- _STATED EXERCISE_
Extract the listing below in full, unchanged.

- _Stored records_
-*-
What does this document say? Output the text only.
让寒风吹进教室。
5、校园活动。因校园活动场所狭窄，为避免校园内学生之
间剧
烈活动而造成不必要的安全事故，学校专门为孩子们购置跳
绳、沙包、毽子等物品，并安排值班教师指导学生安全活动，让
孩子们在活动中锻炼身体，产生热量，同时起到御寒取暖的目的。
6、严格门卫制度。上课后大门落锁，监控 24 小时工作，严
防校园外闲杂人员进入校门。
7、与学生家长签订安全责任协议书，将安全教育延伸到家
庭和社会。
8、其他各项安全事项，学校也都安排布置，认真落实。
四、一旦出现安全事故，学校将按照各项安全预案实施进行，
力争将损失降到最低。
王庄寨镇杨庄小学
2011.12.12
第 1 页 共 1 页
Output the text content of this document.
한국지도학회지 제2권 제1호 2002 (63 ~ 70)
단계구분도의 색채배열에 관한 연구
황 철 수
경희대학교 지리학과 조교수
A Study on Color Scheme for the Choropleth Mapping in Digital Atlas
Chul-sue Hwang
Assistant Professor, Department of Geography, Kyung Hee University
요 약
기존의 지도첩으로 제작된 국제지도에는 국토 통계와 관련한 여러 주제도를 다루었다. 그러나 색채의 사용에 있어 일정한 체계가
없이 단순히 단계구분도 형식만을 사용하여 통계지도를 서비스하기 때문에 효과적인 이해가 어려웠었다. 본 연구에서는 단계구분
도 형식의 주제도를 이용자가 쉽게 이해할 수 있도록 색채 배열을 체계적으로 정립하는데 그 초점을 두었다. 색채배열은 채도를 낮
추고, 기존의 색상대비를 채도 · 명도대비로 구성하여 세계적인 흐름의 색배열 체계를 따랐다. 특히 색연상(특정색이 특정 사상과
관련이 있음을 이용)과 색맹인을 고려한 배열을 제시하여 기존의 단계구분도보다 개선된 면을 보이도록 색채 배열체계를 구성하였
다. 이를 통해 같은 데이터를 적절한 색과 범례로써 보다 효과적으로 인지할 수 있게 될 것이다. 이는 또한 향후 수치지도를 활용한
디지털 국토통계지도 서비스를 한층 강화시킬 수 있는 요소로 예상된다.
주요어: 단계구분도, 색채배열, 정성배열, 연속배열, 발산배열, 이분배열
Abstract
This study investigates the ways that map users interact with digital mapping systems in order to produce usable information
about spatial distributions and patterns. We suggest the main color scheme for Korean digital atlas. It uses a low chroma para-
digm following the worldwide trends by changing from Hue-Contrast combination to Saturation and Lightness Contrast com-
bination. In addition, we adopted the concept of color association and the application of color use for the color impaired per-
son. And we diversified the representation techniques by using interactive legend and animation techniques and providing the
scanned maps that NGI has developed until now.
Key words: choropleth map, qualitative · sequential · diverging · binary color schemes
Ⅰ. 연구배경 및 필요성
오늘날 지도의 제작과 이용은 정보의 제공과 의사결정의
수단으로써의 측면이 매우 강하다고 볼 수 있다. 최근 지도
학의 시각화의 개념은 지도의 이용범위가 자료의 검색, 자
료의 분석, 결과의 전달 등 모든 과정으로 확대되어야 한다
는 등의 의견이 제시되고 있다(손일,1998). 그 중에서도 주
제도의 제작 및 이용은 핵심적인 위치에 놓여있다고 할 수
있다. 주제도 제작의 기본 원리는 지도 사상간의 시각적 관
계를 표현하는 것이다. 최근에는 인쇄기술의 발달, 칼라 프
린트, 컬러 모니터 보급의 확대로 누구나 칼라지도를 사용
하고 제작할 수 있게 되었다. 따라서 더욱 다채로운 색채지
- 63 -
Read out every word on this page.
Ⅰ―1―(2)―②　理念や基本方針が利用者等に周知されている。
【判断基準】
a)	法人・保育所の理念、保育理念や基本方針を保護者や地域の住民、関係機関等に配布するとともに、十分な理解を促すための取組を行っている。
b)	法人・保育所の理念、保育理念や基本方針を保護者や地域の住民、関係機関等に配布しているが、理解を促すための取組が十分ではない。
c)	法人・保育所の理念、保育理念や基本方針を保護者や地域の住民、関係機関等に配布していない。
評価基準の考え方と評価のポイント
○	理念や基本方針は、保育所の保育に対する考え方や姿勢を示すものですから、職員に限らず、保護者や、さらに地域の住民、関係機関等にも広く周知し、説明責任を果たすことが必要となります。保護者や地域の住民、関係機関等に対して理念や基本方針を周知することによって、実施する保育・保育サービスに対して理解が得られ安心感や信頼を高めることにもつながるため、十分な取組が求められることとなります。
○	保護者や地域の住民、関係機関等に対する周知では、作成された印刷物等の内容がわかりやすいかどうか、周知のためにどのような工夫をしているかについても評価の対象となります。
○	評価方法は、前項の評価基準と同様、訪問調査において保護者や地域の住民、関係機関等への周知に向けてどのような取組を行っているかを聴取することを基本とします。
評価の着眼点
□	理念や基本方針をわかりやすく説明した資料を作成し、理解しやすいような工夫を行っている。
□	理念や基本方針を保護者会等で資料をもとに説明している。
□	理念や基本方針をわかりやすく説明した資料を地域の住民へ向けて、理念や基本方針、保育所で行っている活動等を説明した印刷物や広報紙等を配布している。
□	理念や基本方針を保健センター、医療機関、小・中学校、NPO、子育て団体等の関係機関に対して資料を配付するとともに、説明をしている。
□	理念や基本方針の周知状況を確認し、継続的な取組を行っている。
-*-
- _OUTPUT_
What does this document say? Output the text only.
让寒风吹进教室。
5、校园活动。因校园活动场所狭窄，为避免校园内学生之
间剧
烈活动而造成不必要的安全事故，学校专门为孩子们购置跳
绳、沙包、毽子等物品，并安排值班教师指导学生安全活动，让
孩子们在活动中锻炼身体，产生热量，同时起到御寒取暖的目的。
6、严格门卫制度。上课后大门落锁，监控 24 小时工作，严
防校园外闲杂人员进入校门。
7、与学生家长签订安全责任协议书，将安全教育延伸到家
庭和社会。
8、其他各项安全事项，学校也都安排布置，认真落实。
四、一旦出现安全事故，学校将按照各项安全预案实施进行，
力争将损失降到最低。
王庄寨镇杨庄小学
2011.12.12
第 1 页 共 1 页
Output the text content of this document.
한국지도학회지 제2권 제1호 2002 (63 ~ 70)
단계구분도의 색채배열에 관한 연구
황 철 수
경희대학교 지리학과 조교수
A Study on Color Scheme for the Choropleth Mapping in Digital Atlas
Chul-sue Hwang
Assistant Professor, Department of Geography, Kyung Hee University
요 약
기존의 지도첩으로 제작된 국제지도에는 국토 통계와 관련한 여러 주제도를 다루었다. 그러나 색채의 사용에 있어 일정한 체계가
없이 단순히 단계구분도 형식만을 사용하여 통계지도를 서비스하기 때문에 효과적인 이해가 어려웠었다. 본 연구에서는 단계구분
도 형식의 주제도를 이용자가 쉽게 이해할 수 있도록 색채 배열을 체계적으로 정립하는데 그 초점을 두었다. 색채배열은 채도를 낮
추고, 기존의 색상대비를 채도 · 명도대비로 구성하여 세계적인 흐름의 색배열 체계를 따랐다. 특히 색연상(특정색이 특정 사상과
관련이 있음을 이용)과 색맹인을 고려한 배열을 제시하여 기존의 단계구분도보다 개선된 면을 보이도록 색채 배열체계를 구성하였
다. 이를 통해 같은 데이터를 적절한 색과 범례로써 보다 효과적으로 인지할 수 있게 될 것이다. 이는 또한 향후 수치지도를 활용한
디지털 국토통계지도 서비스를 한층 강화시킬 수 있는 요소로 예상된다.
주요어: 단계구분도, 색채배열, 정성배열, 연속배열, 발산배열, 이분배열
Abstract
This study investigates the ways that map users interact with digital mapping systems in order to produce usable information
about spatial distributions and patterns. We suggest the main color scheme for Korean digital atlas. It uses a low chroma para-
digm following the worldwide trends by changing from Hue-Contrast combination to Saturation and Lightness Contrast com-
bination. In addition, we adopted the concept of color association and the application of color use for the color impaired per-
son. And we diversified the representation techniques by using interactive legend and animation techniques and providing the
scanned maps that NGI has developed until now.
Key words: choropleth map, qualitative · sequential · diverging · binary color schemes
Ⅰ. 연구배경 및 필요성
오늘날 지도의 제작과 이용은 정보의 제공과 의사결정의
수단으로써의 측면이 매우 강하다고 볼 수 있다. 최근 지도
학의 시각화의 개념은 지도의 이용범위가 자료의 검색, 자
료의 분석, 결과의 전달 등 모든 과정으로 확대되어야 한다
는 등의 의견이 제시되고 있다(손일,1998). 그 중에서도 주
제도의 제작 및 이용은 핵심적인 위치에 놓여있다고 할 수
있다. 주제도 제작의 기본 원리는 지도 사상간의 시각적 관
계를 표현하는 것이다. 최근에는 인쇄기술의 발달, 칼라 프
린트, 컬러 모니터 보급의 확대로 누구나 칼라지도를 사용
하고 제작할 수 있게 되었다. 따라서 더욱 다채로운 색채지
- 63 -
Read out every word on this page.
Ⅰ―1―(2)―②　理念や基本方針が利用者等に周知されている。
【判断基準】
a)	法人・保育所の理念、保育理念や基本方針を保護者や地域の住民、関係機関等に配布するとともに、十分な理解を促すための取組を行っている。
b)	法人・保育所の理念、保育理念や基本方針を保護者や地域の住民、関係機関等に配布しているが、理解を促すための取組が十分ではない。
c)	法人・保育所の理念、保育理念や基本方針を保護者や地域の住民、関係機関等に配布していない。
評価基準の考え方と評価のポイント
○	理念や基本方針は、保育所の保育に対する考え方や姿勢を示すものですから、職員に限らず、保護者や、さらに地域の住民、関係機関等にも広く周知し、説明責任を果たすことが必要となります。保護者や地域の住民、関係機関等に対して理念や基本方針を周知することによって、実施する保育・保育サービスに対して理解が得られ安心感や信頼を高めることにもつながるため、十分な取組が求められることとなります。
○	保護者や地域の住民、関係機関等に対する周知では、作成された印刷物等の内容がわかりやすいかどうか、周知のためにどのような工夫をしているかについても評価の対象となります。
○	評価方法は、前項の評価基準と同様、訪問調査において保護者や地域の住民、関係機関等への周知に向けてどのような取組を行っているかを聴取することを基本とします。
評価の着眼点
□	理念や基本方針をわかりやすく説明した資料を作成し、理解しやすいような工夫を行っている。
□	理念や基本方針を保護者会等で資料をもとに説明している。
□	理念や基本方針をわかりやすく説明した資料を地域の住民へ向けて、理念や基本方針、保育所で行っている活動等を説明した印刷物や広報紙等を配布している。
□	理念や基本方針を保健センター、医療機関、小・中学校、NPO、子育て団体等の関係機関に対して資料を配付するとともに、説明をしている。
□	理念や基本方針の周知状況を確認し、継続的な取組を行っている。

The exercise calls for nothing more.